(Saved entries)

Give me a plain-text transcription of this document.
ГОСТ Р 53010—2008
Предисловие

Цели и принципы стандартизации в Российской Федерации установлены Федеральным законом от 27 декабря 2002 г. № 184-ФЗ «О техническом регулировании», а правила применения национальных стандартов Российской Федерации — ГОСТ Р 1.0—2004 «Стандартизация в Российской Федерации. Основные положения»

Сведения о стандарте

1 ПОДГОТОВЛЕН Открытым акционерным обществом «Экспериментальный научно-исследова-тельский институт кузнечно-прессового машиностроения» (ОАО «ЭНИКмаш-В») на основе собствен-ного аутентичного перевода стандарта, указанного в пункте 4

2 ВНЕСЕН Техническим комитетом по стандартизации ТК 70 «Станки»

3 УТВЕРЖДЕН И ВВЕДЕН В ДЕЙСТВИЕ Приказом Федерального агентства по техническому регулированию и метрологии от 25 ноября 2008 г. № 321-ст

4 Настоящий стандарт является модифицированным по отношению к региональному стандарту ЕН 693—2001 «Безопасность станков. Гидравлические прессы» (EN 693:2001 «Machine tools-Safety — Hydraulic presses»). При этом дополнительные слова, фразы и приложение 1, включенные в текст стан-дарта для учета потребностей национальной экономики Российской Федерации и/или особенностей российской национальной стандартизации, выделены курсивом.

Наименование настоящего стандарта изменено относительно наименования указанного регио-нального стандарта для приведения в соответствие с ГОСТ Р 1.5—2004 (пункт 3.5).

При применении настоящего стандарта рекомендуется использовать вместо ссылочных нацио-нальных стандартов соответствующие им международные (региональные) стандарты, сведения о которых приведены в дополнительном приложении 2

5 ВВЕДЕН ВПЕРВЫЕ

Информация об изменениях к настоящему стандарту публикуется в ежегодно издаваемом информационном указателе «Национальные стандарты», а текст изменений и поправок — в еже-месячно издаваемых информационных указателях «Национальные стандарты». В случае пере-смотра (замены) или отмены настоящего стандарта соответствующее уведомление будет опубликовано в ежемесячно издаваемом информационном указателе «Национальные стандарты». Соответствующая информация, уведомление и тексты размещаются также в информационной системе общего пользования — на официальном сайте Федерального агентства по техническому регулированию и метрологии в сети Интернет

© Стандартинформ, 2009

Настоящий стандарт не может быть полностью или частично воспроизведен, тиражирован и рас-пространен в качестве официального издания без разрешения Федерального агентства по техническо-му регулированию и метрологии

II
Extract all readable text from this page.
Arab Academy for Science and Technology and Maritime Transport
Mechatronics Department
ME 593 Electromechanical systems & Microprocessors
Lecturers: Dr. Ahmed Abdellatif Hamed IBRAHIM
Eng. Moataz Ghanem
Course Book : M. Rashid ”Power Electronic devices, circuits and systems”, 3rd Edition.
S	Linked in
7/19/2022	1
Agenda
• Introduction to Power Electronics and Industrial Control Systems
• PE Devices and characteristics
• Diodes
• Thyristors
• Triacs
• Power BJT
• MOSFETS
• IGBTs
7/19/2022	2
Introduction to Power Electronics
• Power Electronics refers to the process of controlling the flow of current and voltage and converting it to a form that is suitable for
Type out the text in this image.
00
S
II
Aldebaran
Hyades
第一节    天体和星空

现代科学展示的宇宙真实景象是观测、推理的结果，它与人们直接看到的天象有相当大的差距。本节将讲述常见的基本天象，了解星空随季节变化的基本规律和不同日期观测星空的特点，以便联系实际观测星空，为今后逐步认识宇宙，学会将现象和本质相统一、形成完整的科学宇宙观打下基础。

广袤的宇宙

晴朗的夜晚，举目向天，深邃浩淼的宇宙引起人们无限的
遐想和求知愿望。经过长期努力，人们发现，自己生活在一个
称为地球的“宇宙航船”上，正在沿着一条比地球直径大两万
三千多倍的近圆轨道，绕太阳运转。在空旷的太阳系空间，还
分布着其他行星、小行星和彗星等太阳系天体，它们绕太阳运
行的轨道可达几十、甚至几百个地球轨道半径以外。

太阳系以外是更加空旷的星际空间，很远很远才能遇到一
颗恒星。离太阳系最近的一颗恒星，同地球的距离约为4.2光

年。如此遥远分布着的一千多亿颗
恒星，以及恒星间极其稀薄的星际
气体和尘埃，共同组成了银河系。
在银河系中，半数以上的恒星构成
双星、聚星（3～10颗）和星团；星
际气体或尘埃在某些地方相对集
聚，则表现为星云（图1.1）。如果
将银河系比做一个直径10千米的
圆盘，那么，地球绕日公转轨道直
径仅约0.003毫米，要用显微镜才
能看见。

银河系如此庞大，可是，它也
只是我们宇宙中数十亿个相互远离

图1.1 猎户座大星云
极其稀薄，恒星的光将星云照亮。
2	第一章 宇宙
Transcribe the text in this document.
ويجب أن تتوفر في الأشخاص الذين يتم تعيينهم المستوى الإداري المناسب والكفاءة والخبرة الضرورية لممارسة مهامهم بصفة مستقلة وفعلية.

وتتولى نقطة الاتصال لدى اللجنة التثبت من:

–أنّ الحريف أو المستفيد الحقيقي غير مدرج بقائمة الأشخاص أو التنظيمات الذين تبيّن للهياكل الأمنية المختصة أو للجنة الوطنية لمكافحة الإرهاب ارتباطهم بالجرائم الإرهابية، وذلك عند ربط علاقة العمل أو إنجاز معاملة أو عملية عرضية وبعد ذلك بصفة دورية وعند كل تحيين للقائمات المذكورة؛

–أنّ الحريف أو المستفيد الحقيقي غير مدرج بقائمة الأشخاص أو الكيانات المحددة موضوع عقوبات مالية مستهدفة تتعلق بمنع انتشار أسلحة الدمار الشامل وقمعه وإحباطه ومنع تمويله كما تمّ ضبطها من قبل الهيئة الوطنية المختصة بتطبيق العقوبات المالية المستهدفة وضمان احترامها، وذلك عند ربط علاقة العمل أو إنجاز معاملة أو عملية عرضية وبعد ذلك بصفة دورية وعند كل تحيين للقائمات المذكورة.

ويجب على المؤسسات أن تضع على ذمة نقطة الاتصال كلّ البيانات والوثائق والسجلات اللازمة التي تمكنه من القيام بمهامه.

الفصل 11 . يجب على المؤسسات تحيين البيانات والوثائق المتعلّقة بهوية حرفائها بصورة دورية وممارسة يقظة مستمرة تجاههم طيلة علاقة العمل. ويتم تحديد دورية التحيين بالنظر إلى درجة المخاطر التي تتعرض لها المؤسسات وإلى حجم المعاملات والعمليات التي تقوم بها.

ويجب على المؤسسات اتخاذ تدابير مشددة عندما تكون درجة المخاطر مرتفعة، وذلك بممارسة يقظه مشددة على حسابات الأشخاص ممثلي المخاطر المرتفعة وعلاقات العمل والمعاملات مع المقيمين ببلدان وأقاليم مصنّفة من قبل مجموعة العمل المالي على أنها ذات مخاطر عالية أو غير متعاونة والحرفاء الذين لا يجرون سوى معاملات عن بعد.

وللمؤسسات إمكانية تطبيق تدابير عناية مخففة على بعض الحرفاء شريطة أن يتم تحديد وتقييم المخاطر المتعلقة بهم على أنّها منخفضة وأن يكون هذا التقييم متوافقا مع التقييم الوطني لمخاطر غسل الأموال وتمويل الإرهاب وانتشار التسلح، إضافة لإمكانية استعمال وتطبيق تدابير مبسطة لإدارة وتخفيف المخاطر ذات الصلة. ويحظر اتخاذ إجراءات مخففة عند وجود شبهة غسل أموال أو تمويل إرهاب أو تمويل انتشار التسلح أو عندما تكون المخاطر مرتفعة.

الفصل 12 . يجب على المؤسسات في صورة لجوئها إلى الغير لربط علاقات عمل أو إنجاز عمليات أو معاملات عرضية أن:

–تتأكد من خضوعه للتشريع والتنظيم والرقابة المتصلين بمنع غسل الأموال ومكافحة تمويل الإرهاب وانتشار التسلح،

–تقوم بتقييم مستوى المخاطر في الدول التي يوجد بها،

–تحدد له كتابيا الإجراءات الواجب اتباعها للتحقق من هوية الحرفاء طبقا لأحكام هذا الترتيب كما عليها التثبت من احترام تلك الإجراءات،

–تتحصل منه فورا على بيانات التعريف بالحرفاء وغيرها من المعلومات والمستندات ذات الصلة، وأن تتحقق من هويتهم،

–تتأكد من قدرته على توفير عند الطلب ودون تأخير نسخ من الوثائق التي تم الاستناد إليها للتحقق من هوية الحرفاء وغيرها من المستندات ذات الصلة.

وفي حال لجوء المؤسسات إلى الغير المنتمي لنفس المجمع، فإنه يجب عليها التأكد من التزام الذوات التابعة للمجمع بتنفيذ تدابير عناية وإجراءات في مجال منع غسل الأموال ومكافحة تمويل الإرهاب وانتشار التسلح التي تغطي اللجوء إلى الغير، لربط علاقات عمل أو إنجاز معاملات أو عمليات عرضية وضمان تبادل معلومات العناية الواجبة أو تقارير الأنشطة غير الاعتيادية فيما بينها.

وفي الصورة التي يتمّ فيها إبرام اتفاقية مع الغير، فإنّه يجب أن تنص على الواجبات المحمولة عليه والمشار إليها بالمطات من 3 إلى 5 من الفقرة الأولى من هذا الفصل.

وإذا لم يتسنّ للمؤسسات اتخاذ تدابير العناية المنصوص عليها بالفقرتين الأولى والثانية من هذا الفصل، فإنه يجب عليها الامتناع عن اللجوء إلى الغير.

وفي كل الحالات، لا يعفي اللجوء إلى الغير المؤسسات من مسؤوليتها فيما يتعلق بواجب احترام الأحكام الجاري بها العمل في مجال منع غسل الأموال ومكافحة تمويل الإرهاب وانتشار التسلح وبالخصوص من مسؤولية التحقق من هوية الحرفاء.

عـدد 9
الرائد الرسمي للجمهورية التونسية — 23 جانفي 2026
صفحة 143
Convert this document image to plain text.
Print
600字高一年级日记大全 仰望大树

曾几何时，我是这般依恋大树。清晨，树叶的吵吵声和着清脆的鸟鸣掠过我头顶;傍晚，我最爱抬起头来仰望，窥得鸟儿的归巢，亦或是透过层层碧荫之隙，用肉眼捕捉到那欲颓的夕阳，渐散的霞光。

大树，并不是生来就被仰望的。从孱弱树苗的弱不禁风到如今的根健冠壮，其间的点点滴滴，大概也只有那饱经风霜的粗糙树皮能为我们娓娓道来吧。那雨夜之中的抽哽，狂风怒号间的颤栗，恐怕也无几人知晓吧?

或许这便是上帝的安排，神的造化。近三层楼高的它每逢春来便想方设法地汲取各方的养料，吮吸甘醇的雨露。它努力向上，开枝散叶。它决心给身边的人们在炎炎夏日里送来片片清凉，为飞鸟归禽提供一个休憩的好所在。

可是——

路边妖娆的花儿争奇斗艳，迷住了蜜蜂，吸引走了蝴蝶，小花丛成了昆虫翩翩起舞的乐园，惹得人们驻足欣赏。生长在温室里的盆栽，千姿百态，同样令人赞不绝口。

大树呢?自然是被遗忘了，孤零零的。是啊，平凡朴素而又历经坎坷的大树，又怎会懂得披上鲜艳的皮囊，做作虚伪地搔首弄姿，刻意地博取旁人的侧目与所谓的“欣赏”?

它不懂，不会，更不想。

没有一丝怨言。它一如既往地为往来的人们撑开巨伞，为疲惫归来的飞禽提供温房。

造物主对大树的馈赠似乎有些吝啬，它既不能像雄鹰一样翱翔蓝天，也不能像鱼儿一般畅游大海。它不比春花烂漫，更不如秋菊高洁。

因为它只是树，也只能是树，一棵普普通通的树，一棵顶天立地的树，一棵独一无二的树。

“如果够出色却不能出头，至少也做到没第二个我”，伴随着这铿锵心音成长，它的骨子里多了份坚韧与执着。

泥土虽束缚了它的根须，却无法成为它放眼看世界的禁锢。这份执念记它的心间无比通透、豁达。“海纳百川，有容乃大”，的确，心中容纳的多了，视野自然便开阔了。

> **TASK DETAILS**: Restate word for word the lines from the one holding "Convert this document image to plain text." to the end of the listing, both ends included, and nothing more.

> **SOLUTION FOR THIS TASK**:
Convert this document image to plain text.
Print
600字高一年级日记大全 仰望大树

曾几何时，我是这般依恋大树。清晨，树叶的吵吵声和着清脆的鸟鸣掠过我头顶;傍晚，我最爱抬起头来仰望，窥得鸟儿的归巢，亦或是透过层层碧荫之隙，用肉眼捕捉到那欲颓的夕阳，渐散的霞光。

大树，并不是生来就被仰望的。从孱弱树苗的弱不禁风到如今的根健冠壮，其间的点点滴滴，大概也只有那饱经风霜的粗糙树皮能为我们娓娓道来吧。那雨夜之中的抽哽，狂风怒号间的颤栗，恐怕也无几人知晓吧?

或许这便是上帝的安排，神的造化。近三层楼高的它每逢春来便想方设法地汲取各方的养料，吮吸甘醇的雨露。它努力向上，开枝散叶。它决心给身边的人们在炎炎夏日里送来片片清凉，为飞鸟归禽提供一个休憩的好所在。

可是——

路边妖娆的花儿争奇斗艳，迷住了蜜蜂，吸引走了蝴蝶，小花丛成了昆虫翩翩起舞的乐园，惹得人们驻足欣赏。生长在温室里的盆栽，千姿百态，同样令人赞不绝口。

大树呢?自然是被遗忘了，孤零零的。是啊，平凡朴素而又历经坎坷的大树，又怎会懂得披上鲜艳的皮囊，做作虚伪地搔首弄姿，刻意地博取旁人的侧目与所谓的“欣赏”?

它不懂，不会，更不想。

没有一丝怨言。它一如既往地为往来的人们撑开巨伞，为疲惫归来的飞禽提供温房。

造物主对大树的馈赠似乎有些吝啬，它既不能像雄鹰一样翱翔蓝天，也不能像鱼儿一般畅游大海。它不比春花烂漫，更不如秋菊高洁。

因为它只是树，也只能是树，一棵普普通通的树，一棵顶天立地的树，一棵独一无二的树。

“如果够出色却不能出头，至少也做到没第二个我”，伴随着这铿锵心音成长，它的骨子里多了份坚韧与执着。

泥土虽束缚了它的根须，却无法成为它放眼看世界的禁锢。这份执念记它的心间无比通透、豁达。“海纳百川，有容乃大”，的确，心中容纳的多了，视野自然便开阔了。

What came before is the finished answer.